## What is expected:
Every line of the data that contains the string "Shrubland" must be copied.

· · · ·

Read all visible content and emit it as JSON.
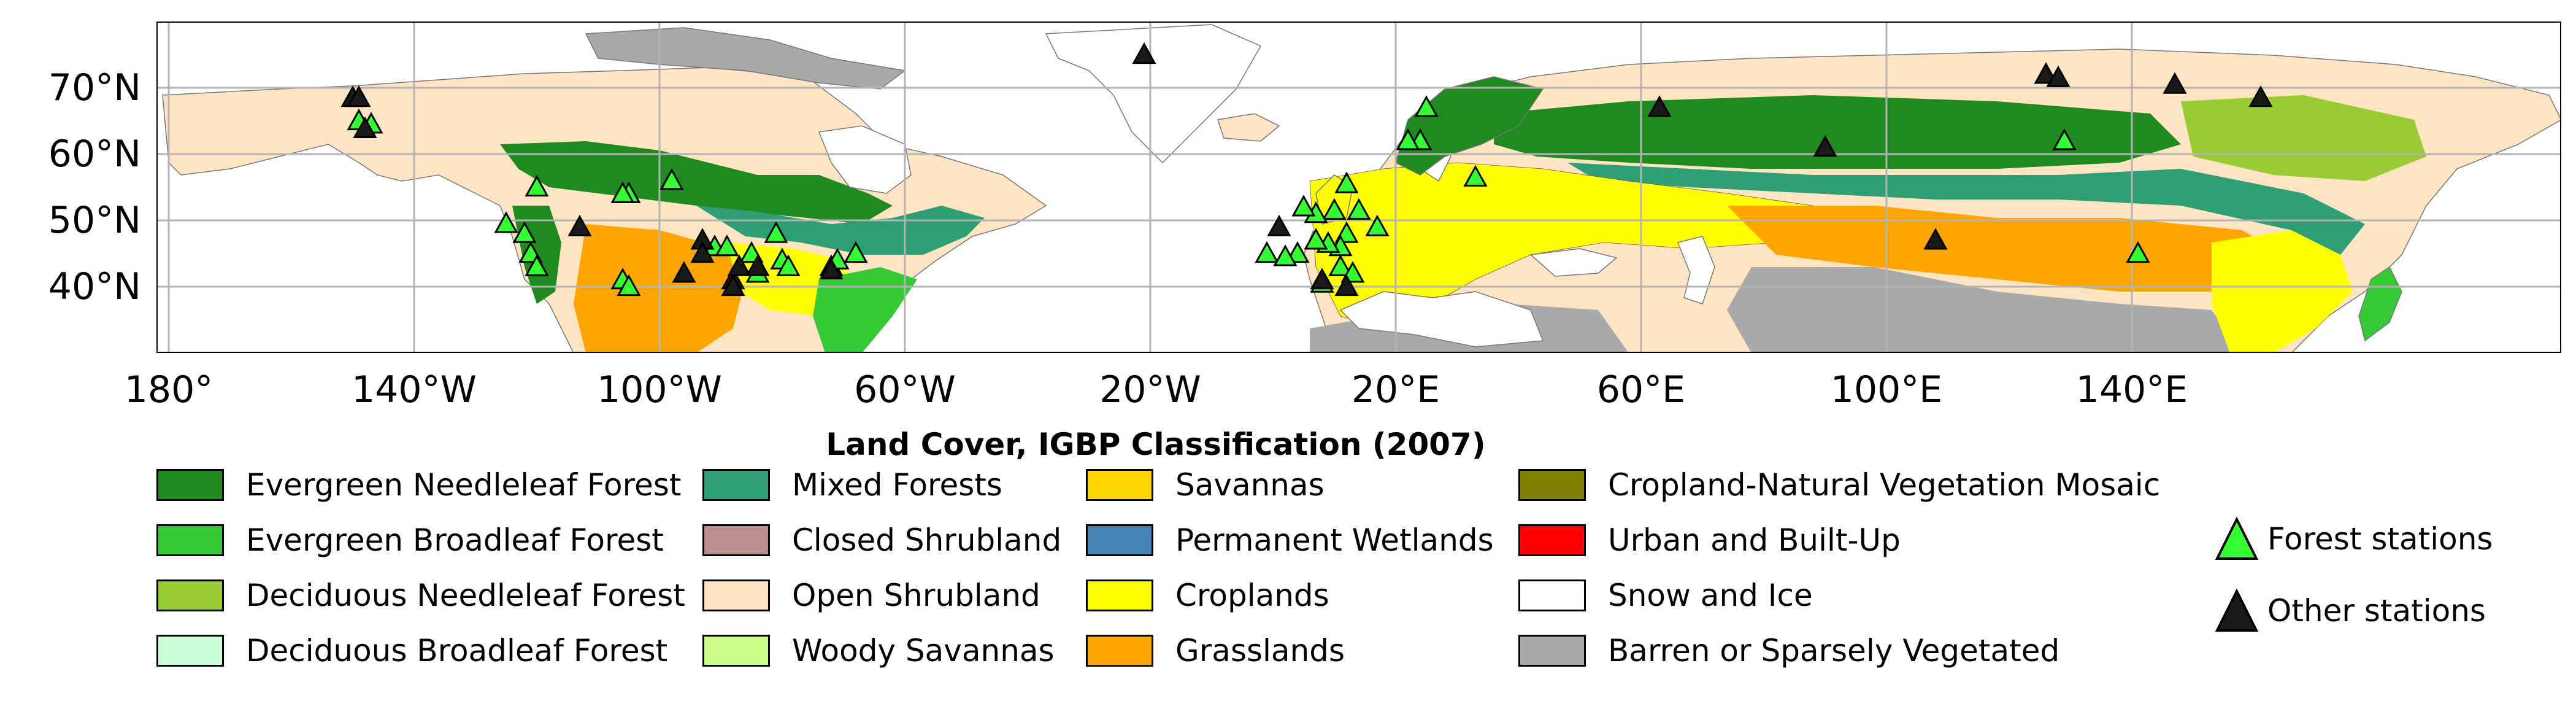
{
  "map": {
    "title": "Land Cover, IGBP Classification (2007)",
    "lat_ticks": [
      "70°N",
      "60°N",
      "50°N",
      "40°N"
    ],
    "lon_ticks": [
      "180°",
      "140°W",
      "100°W",
      "60°W",
      "20°W",
      "20°E",
      "60°E",
      "100°E",
      "140°E"
    ]
  },
  "legend": {
    "land_cover": [
      {
        "label": "Evergreen Needleleaf Forest",
        "color": "#1f8a1f"
      },
      {
        "label": "Evergreen Broadleaf Forest",
        "color": "#35c935"
      },
      {
        "label": "Deciduous Needleleaf Forest",
        "color": "#99cc33"
      },
      {
        "label": "Deciduous Broadleaf Forest",
        "color": "#ccffd9"
      },
      {
        "label": "Mixed Forests",
        "color": "#2e9e75"
      },
      {
        "label": "Closed Shrubland",
        "color": "#bc8f8f"
      },
      {
        "label": "Open Shrubland",
        "color": "#ffe4c4"
      },
      {
        "label": "Woody Savannas",
        "color": "#ccff88"
      },
      {
        "label": "Savannas",
        "color": "#ffd700"
      },
      {
        "label": "Permanent Wetlands",
        "color": "#4682b4"
      },
      {
        "label": "Croplands",
        "color": "#ffff00"
      },
      {
        "label": "Grasslands",
        "color": "#ffa500"
      },
      {
        "label": "Cropland-Natural Vegetation Mosaic",
        "color": "#808000"
      },
      {
        "label": "Urban and Built-Up",
        "color": "#ff0000"
      },
      {
        "label": "Snow and Ice",
        "color": "#ffffff"
      },
      {
        "label": "Barren or Sparsely Vegetated",
        "color": "#a9a9a9"
      }
    ],
    "stations": [
      {
        "label": "Forest stations",
        "color": "#33ff33",
        "icon": "triangle-up"
      },
      {
        "label": "Other stations",
        "color": "#1a1a1a",
        "icon": "triangle-up"
      }
    ]
  },
  "stations": {
    "forest": [
      {
        "lon": -149,
        "lat": 65
      },
      {
        "lon": -147,
        "lat": 64.5
      },
      {
        "lon": -120,
        "lat": 55
      },
      {
        "lon": -125,
        "lat": 49.5
      },
      {
        "lon": -122,
        "lat": 48
      },
      {
        "lon": -121,
        "lat": 45
      },
      {
        "lon": -120,
        "lat": 43
      },
      {
        "lon": -105,
        "lat": 54
      },
      {
        "lon": -106,
        "lat": 54
      },
      {
        "lon": -98,
        "lat": 56
      },
      {
        "lon": -106,
        "lat": 41
      },
      {
        "lon": -105,
        "lat": 40
      },
      {
        "lon": -91,
        "lat": 46
      },
      {
        "lon": -89,
        "lat": 46
      },
      {
        "lon": -85,
        "lat": 45
      },
      {
        "lon": -81,
        "lat": 48
      },
      {
        "lon": -80,
        "lat": 44
      },
      {
        "lon": -79,
        "lat": 43
      },
      {
        "lon": -72,
        "lat": 43
      },
      {
        "lon": -71,
        "lat": 44
      },
      {
        "lon": -68,
        "lat": 45
      },
      {
        "lon": -84,
        "lat": 42
      },
      {
        "lon": 25,
        "lat": 67
      },
      {
        "lon": 24,
        "lat": 62
      },
      {
        "lon": 22,
        "lat": 62
      },
      {
        "lon": 33,
        "lat": 56.5
      },
      {
        "lon": 12,
        "lat": 55.5
      },
      {
        "lon": 10,
        "lat": 51.5
      },
      {
        "lon": 7,
        "lat": 51
      },
      {
        "lon": 5,
        "lat": 52
      },
      {
        "lon": 14,
        "lat": 51.5
      },
      {
        "lon": 17,
        "lat": 49
      },
      {
        "lon": 12,
        "lat": 48
      },
      {
        "lon": 11,
        "lat": 46
      },
      {
        "lon": 9,
        "lat": 46.5
      },
      {
        "lon": 7,
        "lat": 47
      },
      {
        "lon": 4,
        "lat": 45
      },
      {
        "lon": -1,
        "lat": 45
      },
      {
        "lon": 11,
        "lat": 43
      },
      {
        "lon": 13,
        "lat": 42
      },
      {
        "lon": 8,
        "lat": 40.5
      },
      {
        "lon": 2,
        "lat": 44.5
      },
      {
        "lon": 129,
        "lat": 62
      },
      {
        "lon": 141,
        "lat": 45
      }
    ],
    "other": [
      {
        "lon": -150,
        "lat": 68.5
      },
      {
        "lon": -149,
        "lat": 68.5
      },
      {
        "lon": -148,
        "lat": 63.8
      },
      {
        "lon": -113,
        "lat": 49
      },
      {
        "lon": -96,
        "lat": 42
      },
      {
        "lon": -93,
        "lat": 47
      },
      {
        "lon": -93,
        "lat": 45
      },
      {
        "lon": -88,
        "lat": 41
      },
      {
        "lon": -88,
        "lat": 40
      },
      {
        "lon": -87,
        "lat": 43
      },
      {
        "lon": -84,
        "lat": 43
      },
      {
        "lon": -72,
        "lat": 42.5
      },
      {
        "lon": -21,
        "lat": 75
      },
      {
        "lon": 63,
        "lat": 67
      },
      {
        "lon": 90,
        "lat": 61
      },
      {
        "lon": 108,
        "lat": 47
      },
      {
        "lon": 126,
        "lat": 72
      },
      {
        "lon": 128,
        "lat": 71.5
      },
      {
        "lon": 147,
        "lat": 70.5
      },
      {
        "lon": 161,
        "lat": 68.5
      },
      {
        "lon": 1,
        "lat": 49
      },
      {
        "lon": 8,
        "lat": 41
      },
      {
        "lon": 12,
        "lat": 40
      }
    ]
  }
}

· · · ·

## Answer for this exercise:
        "label": "Closed Shrubland",
        "label": "Open Shrubland",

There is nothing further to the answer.